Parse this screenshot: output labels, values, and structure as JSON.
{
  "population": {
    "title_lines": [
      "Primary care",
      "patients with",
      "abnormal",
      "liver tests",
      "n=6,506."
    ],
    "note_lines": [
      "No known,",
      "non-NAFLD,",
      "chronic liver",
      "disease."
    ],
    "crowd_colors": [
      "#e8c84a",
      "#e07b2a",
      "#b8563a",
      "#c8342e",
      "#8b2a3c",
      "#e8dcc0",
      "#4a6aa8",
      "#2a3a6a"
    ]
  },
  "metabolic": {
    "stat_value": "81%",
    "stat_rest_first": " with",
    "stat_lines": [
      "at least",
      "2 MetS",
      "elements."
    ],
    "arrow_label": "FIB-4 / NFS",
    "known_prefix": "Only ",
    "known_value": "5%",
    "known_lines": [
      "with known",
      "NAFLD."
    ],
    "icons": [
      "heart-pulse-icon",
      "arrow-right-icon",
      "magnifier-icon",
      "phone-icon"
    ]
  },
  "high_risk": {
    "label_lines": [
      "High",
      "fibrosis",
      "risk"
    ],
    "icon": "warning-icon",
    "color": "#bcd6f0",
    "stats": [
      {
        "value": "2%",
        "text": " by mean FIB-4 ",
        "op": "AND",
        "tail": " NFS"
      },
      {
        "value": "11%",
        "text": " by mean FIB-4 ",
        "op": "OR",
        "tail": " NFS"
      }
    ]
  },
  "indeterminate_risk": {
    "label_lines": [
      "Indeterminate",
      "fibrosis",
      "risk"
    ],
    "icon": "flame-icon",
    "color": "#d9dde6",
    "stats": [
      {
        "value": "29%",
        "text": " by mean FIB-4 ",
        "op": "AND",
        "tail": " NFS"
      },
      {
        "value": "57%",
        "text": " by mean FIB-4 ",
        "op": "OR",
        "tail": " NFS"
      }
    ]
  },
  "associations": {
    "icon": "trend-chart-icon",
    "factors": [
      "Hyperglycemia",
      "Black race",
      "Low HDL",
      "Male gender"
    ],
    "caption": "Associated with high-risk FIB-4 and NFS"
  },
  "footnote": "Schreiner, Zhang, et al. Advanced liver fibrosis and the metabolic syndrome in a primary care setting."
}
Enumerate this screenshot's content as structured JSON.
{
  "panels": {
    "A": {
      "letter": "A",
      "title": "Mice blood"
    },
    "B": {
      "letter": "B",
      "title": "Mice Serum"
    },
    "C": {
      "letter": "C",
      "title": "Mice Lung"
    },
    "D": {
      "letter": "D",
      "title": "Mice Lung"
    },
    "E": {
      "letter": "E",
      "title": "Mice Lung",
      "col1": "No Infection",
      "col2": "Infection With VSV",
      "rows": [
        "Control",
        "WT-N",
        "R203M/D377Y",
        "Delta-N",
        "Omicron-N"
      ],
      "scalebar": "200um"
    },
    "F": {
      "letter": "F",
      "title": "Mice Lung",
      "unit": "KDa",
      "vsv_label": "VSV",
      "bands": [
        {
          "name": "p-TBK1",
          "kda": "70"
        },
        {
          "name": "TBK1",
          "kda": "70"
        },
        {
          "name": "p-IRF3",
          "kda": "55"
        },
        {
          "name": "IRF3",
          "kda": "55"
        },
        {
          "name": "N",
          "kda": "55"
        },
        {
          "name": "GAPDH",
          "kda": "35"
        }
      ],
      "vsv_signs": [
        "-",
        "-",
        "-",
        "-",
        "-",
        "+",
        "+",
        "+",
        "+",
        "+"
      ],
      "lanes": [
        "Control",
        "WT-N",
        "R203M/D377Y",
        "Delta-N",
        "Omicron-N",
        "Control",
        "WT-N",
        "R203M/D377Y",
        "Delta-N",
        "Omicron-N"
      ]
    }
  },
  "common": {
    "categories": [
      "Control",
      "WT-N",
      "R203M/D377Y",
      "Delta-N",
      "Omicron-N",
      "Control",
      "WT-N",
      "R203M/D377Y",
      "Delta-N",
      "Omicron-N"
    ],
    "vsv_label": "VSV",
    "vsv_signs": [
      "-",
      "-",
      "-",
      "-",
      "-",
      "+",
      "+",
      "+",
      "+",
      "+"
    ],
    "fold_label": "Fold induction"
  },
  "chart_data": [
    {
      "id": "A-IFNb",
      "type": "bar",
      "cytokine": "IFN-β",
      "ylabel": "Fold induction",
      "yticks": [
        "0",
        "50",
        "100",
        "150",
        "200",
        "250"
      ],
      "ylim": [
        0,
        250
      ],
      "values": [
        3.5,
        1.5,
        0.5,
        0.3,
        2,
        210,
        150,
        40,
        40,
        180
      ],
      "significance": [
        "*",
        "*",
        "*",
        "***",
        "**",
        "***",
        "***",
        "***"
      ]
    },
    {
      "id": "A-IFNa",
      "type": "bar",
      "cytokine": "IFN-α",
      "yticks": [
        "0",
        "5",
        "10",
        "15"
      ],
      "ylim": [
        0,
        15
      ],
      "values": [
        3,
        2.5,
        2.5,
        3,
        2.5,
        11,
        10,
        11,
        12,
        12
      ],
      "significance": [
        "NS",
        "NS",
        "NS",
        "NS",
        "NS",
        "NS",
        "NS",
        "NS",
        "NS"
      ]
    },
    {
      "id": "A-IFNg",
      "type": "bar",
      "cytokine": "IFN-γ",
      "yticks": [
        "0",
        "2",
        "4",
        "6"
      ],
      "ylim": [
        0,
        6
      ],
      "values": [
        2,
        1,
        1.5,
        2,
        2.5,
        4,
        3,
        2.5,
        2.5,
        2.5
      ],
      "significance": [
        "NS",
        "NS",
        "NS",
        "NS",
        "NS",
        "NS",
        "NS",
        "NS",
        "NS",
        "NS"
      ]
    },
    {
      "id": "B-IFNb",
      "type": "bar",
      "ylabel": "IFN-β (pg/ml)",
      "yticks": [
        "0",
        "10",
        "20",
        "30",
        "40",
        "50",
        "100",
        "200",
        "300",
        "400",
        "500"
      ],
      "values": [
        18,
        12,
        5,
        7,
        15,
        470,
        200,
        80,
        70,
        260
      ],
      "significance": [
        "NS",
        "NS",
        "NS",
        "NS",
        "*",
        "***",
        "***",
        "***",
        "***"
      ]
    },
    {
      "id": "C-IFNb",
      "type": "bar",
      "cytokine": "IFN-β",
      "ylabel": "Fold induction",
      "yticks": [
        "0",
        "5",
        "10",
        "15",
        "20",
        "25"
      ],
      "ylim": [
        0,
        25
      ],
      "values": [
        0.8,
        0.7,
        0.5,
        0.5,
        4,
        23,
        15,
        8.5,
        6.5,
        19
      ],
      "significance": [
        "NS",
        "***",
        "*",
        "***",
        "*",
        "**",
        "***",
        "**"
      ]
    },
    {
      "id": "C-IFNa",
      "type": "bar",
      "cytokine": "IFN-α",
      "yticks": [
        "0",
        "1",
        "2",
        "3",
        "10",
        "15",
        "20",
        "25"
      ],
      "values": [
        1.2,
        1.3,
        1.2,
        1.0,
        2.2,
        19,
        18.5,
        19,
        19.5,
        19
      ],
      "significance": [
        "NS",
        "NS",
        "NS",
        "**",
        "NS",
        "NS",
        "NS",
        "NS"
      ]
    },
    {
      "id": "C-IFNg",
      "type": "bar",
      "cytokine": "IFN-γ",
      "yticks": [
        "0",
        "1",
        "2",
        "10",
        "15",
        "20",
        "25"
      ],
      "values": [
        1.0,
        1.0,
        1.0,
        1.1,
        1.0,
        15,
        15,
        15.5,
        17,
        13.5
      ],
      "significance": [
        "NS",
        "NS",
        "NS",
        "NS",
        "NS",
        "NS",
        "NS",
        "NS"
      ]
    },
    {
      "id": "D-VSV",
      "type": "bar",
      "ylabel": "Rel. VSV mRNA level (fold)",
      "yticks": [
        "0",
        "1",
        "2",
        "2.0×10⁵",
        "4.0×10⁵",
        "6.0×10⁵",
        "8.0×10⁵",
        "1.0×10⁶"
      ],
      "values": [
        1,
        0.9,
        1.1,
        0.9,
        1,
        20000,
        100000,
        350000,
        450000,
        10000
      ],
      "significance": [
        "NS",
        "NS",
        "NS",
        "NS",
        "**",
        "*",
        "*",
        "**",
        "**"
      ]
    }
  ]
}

*Exercise instructions*. Whenever "liver" occurs in a line above, copy that line.

*Solved problem*.
      "liver tests",
      "chronic liver",
  "footnote": "Schreiner, Zhang, et al. Advanced liver fibrosis and the metabolic syndrome in a primary care setting."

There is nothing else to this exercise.